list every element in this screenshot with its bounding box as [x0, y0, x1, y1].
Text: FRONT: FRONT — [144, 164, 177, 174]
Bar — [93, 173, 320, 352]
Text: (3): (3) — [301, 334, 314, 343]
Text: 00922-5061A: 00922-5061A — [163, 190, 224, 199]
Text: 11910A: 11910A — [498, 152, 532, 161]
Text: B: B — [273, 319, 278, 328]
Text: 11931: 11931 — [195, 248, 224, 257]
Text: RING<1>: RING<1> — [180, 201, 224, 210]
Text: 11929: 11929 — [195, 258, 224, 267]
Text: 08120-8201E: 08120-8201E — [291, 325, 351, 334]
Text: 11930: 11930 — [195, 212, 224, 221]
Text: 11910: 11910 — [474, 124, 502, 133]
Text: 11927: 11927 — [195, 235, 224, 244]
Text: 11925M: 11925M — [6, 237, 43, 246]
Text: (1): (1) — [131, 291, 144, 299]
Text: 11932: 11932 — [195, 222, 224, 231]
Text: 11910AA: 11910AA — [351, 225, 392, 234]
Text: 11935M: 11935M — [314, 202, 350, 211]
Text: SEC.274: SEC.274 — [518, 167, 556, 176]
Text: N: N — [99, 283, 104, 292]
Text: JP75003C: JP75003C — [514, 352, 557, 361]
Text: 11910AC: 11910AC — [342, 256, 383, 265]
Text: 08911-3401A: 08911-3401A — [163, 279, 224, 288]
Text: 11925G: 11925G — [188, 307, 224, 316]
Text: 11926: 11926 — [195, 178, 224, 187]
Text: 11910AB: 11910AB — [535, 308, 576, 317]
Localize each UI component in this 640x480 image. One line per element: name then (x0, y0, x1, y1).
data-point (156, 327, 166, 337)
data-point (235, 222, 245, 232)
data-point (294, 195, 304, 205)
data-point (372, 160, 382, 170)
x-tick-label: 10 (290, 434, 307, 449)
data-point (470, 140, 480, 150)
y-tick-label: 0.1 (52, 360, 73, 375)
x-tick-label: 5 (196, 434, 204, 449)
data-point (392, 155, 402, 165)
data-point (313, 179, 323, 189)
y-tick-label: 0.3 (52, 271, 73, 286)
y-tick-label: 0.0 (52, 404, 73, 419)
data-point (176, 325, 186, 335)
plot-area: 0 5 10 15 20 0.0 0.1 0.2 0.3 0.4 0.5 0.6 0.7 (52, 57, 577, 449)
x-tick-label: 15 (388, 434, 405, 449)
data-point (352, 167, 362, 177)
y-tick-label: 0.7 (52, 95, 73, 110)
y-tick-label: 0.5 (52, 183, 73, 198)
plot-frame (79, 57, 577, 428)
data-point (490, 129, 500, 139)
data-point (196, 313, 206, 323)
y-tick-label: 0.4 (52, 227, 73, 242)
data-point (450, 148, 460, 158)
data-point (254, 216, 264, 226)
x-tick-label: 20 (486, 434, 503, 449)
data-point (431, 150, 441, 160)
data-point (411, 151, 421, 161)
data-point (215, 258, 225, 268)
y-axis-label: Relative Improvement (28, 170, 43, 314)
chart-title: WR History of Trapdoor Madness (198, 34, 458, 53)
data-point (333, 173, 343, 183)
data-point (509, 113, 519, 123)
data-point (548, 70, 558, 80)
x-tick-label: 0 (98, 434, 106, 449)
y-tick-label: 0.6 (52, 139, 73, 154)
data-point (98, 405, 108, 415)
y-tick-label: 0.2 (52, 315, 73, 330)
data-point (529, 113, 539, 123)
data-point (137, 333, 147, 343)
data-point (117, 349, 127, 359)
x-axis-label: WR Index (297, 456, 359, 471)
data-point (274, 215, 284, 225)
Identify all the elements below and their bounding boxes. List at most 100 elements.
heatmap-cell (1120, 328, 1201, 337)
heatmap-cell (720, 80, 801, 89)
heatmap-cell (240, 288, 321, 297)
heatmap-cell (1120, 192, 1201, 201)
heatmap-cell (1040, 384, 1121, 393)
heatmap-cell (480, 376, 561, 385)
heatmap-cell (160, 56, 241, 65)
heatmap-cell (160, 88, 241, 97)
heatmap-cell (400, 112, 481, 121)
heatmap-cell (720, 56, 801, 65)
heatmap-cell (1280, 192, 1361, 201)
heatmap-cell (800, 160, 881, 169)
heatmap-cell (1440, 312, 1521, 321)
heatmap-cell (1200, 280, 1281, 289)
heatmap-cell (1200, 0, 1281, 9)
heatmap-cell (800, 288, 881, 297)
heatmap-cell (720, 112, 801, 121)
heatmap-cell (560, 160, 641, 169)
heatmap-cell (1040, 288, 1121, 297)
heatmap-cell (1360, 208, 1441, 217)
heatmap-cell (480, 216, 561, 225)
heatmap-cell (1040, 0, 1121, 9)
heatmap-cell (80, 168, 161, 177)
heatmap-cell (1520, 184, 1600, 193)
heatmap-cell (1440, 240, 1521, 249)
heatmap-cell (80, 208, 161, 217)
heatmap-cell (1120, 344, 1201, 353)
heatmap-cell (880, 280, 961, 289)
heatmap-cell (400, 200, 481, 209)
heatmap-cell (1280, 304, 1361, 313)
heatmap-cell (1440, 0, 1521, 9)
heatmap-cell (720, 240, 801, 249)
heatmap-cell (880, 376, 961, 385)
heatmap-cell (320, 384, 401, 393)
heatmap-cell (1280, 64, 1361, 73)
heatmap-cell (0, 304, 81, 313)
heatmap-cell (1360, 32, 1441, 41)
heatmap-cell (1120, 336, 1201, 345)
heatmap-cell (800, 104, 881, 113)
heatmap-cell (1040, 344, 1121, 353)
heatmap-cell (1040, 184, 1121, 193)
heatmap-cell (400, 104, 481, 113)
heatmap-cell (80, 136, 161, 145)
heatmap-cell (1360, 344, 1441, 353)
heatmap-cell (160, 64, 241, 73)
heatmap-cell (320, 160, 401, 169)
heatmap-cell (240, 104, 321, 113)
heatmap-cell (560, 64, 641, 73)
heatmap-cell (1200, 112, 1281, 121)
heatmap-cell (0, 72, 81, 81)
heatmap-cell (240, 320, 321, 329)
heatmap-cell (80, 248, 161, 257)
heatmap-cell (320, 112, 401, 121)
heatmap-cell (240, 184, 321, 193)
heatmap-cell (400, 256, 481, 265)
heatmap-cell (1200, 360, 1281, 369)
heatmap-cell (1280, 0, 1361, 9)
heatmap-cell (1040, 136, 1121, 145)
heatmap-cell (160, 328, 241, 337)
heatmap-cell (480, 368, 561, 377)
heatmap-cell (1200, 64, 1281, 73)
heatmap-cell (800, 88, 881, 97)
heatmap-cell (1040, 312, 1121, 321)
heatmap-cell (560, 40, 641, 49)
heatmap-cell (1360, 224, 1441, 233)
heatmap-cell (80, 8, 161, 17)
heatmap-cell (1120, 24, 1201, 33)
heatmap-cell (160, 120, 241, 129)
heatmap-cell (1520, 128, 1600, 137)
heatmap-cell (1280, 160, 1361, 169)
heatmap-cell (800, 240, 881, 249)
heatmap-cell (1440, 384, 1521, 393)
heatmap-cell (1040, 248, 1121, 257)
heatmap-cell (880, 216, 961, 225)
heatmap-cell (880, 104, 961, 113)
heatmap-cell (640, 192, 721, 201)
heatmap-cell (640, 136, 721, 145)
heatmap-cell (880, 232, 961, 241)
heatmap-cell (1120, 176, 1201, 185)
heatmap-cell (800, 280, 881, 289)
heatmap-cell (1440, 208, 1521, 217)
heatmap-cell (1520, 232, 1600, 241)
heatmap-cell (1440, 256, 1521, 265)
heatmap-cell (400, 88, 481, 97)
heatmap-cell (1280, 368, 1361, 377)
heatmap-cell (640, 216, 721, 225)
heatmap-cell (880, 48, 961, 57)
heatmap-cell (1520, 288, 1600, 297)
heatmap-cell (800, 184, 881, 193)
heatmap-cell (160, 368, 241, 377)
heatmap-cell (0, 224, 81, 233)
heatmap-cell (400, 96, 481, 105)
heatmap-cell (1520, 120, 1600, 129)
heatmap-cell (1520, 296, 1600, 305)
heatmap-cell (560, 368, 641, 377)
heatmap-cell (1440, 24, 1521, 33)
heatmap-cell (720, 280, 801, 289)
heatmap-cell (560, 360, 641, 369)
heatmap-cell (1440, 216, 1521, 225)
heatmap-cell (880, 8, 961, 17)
━━━━━━━━━━━━━━━━━━━━━━━━━━━━━━
WHAT IS ASKED: Rewrite the data from its first line through the line containing "Text: 11927: 11927 — [195, 235, 224, 244]" as a Markdown table with two columns, No. and Entry. Number each line in No., put its text in Entry, and leave out any blank lines.

RESPONSE:
| No. | Entry |
|---|---|
| 1 | list every element in this screenshot with its bounding box as [x0, y0, x1, y1]. |
| 2 | Text: FRONT: FRONT — [144, 164, 177, 174] |
| 3 | Bar — [93, 173, 320, 352] |
| 4 | Text: (3): (3) — [301, 334, 314, 343] |
| 5 | Text: 00922-5061A: 00922-5061A — [163, 190, 224, 199] |
| 6 | Text: 11910A: 11910A — [498, 152, 532, 161] |
| 7 | Text: B: B — [273, 319, 278, 328] |
| 8 | Text: 11931: 11931 — [195, 248, 224, 257] |
| 9 | Text: RING<1>: RING<1> — [180, 201, 224, 210] |
| 10 | Text: 11929: 11929 — [195, 258, 224, 267] |
| 11 | Text: 08120-8201E: 08120-8201E — [291, 325, 351, 334] |
| 12 | Text: 11930: 11930 — [195, 212, 224, 221] |
| 13 | Text: 11910: 11910 — [474, 124, 502, 133] |
| 14 | Text: 11927: 11927 — [195, 235, 224, 244] |